- _Data items_:
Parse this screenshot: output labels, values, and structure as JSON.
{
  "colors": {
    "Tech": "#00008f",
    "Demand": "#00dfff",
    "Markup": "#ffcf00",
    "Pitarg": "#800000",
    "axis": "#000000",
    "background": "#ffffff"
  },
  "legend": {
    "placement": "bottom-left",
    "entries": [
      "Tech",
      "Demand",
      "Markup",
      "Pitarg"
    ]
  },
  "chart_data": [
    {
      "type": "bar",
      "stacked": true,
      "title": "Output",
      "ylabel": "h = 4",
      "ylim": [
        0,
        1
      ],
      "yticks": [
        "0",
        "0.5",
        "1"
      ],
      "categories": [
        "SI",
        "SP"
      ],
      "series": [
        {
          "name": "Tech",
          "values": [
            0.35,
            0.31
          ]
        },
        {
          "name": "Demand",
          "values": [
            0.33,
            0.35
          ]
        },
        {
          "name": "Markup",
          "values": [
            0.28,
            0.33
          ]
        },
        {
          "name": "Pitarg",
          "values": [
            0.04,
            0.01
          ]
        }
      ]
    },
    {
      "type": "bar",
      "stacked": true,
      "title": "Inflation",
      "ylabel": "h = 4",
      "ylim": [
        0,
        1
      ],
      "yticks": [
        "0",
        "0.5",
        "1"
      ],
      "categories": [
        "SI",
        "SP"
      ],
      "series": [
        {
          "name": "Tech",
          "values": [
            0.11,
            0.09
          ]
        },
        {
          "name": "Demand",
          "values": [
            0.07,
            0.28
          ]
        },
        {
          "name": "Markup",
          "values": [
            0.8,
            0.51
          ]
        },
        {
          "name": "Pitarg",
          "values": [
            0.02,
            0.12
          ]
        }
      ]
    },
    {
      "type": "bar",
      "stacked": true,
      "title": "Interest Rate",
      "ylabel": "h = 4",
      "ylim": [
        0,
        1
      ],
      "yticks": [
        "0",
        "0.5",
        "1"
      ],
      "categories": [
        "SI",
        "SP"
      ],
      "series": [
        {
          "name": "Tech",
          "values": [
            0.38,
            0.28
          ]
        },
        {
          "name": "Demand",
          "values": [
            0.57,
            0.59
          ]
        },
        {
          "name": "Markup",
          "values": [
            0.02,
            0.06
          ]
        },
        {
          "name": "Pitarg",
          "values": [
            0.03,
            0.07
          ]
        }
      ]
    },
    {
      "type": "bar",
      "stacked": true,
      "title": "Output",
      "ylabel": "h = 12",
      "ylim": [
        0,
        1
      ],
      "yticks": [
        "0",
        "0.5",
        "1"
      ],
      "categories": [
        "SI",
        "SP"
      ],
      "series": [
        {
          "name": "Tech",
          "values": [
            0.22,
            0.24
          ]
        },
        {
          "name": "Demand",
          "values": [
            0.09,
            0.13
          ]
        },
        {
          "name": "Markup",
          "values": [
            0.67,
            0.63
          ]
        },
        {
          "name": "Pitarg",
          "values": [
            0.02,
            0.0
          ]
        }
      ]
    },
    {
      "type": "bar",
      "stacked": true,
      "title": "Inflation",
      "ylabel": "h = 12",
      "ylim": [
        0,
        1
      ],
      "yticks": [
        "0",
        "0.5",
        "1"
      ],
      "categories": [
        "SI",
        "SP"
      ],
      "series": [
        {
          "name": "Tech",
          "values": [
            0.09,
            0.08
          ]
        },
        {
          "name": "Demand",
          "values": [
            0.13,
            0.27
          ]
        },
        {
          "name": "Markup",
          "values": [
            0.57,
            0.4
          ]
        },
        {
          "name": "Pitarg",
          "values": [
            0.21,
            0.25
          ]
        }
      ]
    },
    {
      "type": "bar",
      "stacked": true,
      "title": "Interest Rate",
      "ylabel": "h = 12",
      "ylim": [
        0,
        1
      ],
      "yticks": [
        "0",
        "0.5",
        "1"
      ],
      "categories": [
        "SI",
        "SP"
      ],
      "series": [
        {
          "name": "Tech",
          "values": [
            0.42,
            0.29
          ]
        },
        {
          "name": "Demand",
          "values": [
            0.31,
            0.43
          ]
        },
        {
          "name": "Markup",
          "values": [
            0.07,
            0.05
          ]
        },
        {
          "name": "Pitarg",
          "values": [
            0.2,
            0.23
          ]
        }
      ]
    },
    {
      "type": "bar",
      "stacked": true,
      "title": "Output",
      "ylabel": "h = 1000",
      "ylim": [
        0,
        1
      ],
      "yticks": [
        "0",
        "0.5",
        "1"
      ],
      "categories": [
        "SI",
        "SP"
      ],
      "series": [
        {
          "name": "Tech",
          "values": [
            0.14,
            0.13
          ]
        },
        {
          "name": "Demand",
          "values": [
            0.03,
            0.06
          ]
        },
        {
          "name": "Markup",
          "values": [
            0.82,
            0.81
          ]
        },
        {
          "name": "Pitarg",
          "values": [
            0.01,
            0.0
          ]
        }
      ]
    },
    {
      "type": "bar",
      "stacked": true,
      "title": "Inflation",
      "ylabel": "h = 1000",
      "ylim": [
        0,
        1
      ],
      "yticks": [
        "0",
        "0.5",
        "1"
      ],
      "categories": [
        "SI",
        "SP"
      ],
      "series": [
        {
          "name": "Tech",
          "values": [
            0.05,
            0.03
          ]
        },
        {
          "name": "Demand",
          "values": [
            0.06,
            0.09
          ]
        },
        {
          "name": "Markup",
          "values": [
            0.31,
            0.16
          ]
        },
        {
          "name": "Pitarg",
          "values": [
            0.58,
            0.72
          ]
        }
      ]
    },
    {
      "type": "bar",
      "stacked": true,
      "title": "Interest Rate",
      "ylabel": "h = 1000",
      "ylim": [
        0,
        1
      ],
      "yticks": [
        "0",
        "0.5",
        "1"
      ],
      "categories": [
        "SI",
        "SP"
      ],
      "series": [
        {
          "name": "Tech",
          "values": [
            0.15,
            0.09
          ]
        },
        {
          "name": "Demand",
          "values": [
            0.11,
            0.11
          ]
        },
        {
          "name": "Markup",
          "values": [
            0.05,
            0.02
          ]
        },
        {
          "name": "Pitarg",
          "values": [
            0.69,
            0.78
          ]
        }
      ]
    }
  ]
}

...

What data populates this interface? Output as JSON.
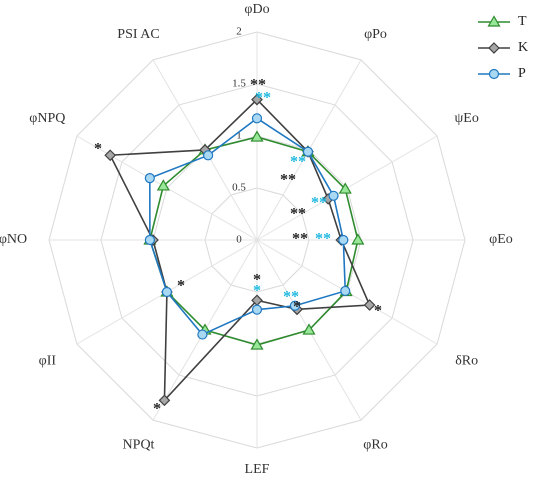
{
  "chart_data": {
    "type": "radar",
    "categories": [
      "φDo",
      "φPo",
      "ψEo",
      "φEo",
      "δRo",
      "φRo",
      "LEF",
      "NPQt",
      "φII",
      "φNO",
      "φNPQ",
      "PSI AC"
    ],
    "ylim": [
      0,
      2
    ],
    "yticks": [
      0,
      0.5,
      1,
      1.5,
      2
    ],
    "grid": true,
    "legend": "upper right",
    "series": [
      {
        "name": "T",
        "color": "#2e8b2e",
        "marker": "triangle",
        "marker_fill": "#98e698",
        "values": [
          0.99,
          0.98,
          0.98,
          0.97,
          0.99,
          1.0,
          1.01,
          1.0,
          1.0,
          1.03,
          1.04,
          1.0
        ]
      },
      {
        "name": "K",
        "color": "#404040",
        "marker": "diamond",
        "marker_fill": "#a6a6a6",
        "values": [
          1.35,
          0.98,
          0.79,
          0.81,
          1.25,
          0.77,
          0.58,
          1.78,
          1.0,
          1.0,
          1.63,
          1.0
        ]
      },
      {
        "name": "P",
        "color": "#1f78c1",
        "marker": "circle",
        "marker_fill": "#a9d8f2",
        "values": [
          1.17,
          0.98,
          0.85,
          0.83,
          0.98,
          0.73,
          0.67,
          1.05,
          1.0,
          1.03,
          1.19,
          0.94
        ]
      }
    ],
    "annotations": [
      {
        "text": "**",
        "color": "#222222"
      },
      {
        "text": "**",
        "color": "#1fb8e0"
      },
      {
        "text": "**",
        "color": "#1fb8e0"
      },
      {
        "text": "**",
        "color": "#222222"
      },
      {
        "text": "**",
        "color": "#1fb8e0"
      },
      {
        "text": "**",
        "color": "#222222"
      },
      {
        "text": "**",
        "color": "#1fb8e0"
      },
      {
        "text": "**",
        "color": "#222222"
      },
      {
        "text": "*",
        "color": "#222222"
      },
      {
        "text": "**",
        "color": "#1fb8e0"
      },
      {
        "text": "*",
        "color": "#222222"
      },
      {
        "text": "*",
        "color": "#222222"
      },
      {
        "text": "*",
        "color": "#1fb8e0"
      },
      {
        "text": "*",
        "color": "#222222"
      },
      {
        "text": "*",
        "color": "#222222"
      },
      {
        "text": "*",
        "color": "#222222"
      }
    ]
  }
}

- _What is expected_:
Copy out the lines in which the string "this" appears.

- _Correct response_:
Parse this screenshot: output labels, values, and structure as JSON.
What data populates this interface? Output as JSON.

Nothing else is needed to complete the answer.